## Job
For the material that follows, list every line containing the word "Ratio".

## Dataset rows
------------------------------------------------------------

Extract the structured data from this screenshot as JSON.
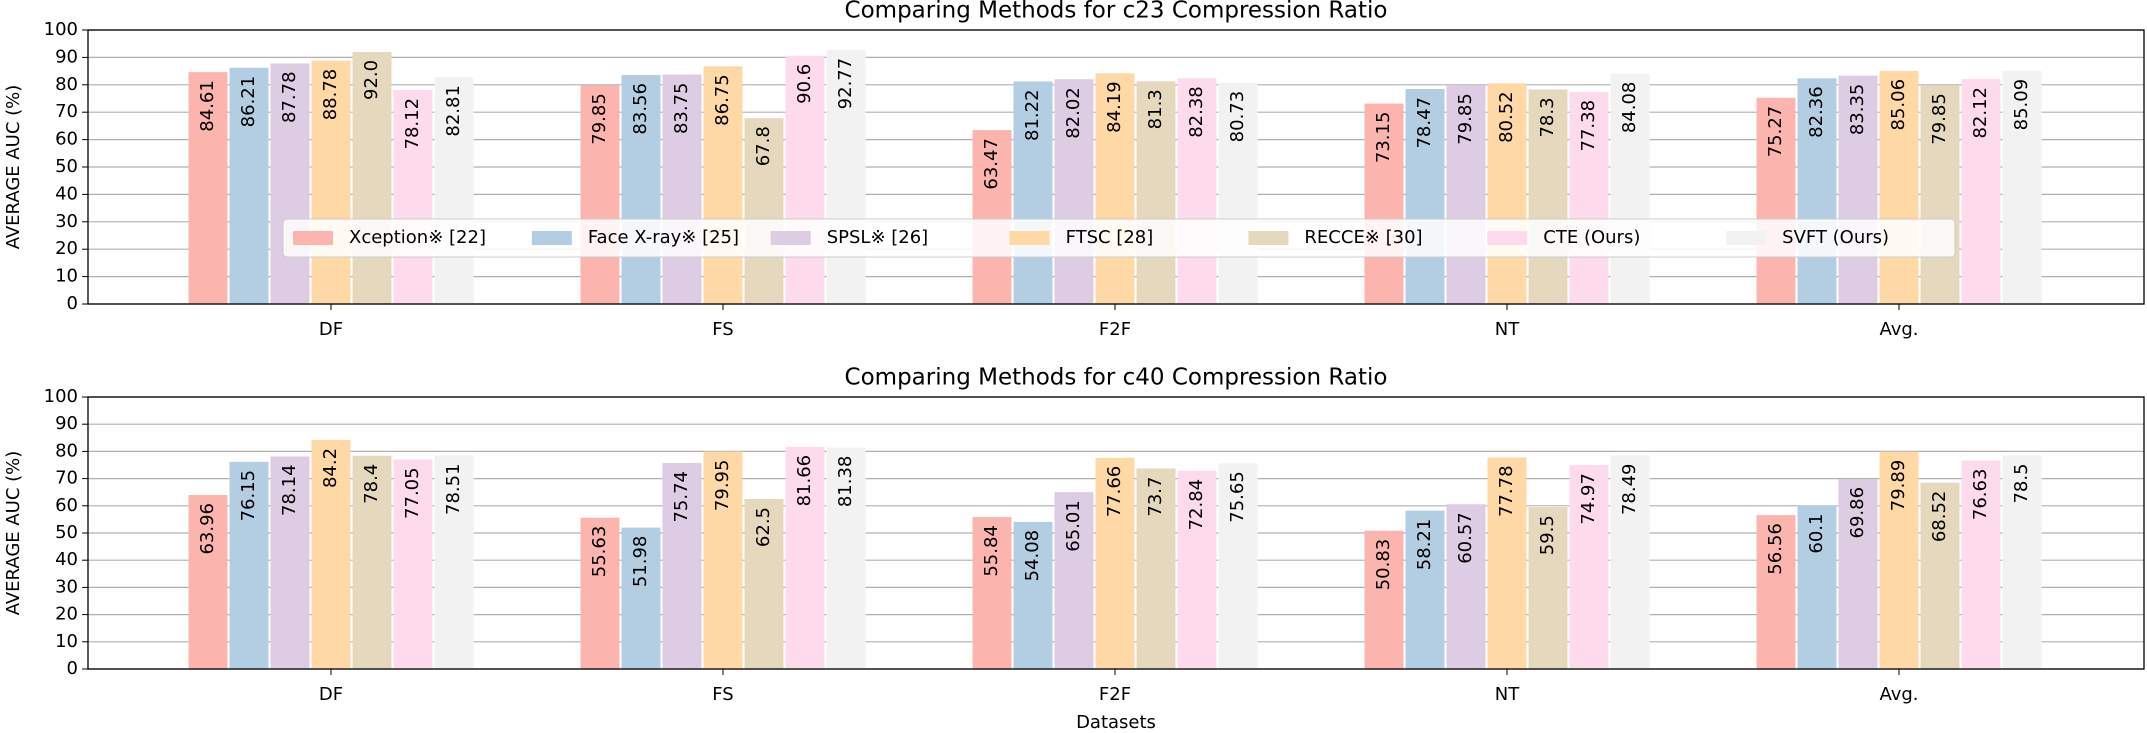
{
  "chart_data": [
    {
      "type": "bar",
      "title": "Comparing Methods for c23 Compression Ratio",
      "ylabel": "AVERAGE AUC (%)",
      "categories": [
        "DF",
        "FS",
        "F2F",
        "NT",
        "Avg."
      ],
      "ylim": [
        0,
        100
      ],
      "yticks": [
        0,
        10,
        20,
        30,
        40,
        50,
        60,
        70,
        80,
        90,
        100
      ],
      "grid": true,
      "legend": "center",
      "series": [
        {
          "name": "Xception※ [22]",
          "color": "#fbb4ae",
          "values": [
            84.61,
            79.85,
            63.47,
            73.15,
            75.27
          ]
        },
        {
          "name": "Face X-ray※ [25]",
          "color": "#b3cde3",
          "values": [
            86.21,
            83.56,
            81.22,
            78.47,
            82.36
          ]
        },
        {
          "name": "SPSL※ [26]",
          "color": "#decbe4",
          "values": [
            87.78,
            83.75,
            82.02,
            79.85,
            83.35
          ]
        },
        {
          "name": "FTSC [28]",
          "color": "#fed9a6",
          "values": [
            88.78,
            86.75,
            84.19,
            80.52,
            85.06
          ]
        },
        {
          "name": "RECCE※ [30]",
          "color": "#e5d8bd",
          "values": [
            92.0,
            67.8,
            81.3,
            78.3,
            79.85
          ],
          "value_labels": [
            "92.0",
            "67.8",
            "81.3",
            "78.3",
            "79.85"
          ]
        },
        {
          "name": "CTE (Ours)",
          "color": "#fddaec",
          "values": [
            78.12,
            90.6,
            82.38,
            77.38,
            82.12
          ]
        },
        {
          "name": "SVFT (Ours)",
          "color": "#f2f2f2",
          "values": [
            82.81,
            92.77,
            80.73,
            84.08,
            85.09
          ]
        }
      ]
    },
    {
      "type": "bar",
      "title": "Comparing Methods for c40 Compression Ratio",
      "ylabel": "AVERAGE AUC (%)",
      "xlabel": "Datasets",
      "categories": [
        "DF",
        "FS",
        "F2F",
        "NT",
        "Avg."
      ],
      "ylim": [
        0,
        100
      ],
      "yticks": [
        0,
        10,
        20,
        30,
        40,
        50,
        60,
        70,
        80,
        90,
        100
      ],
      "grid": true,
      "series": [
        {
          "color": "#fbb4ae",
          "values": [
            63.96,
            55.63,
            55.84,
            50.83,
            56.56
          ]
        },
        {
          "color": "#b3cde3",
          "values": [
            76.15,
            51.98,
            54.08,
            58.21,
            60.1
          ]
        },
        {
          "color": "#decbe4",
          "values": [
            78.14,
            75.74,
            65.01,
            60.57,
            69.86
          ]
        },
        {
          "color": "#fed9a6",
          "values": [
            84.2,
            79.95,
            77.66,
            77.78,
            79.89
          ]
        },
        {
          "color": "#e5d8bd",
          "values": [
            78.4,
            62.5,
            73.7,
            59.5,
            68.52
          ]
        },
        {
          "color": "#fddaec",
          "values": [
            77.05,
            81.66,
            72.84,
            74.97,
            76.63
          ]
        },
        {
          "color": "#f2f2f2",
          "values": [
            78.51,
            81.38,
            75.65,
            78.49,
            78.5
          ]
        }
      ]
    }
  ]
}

------------------------------------------------------------

## The reply
      "title": "Comparing Methods for c23 Compression Ratio",
      "title": "Comparing Methods for c40 Compression Ratio",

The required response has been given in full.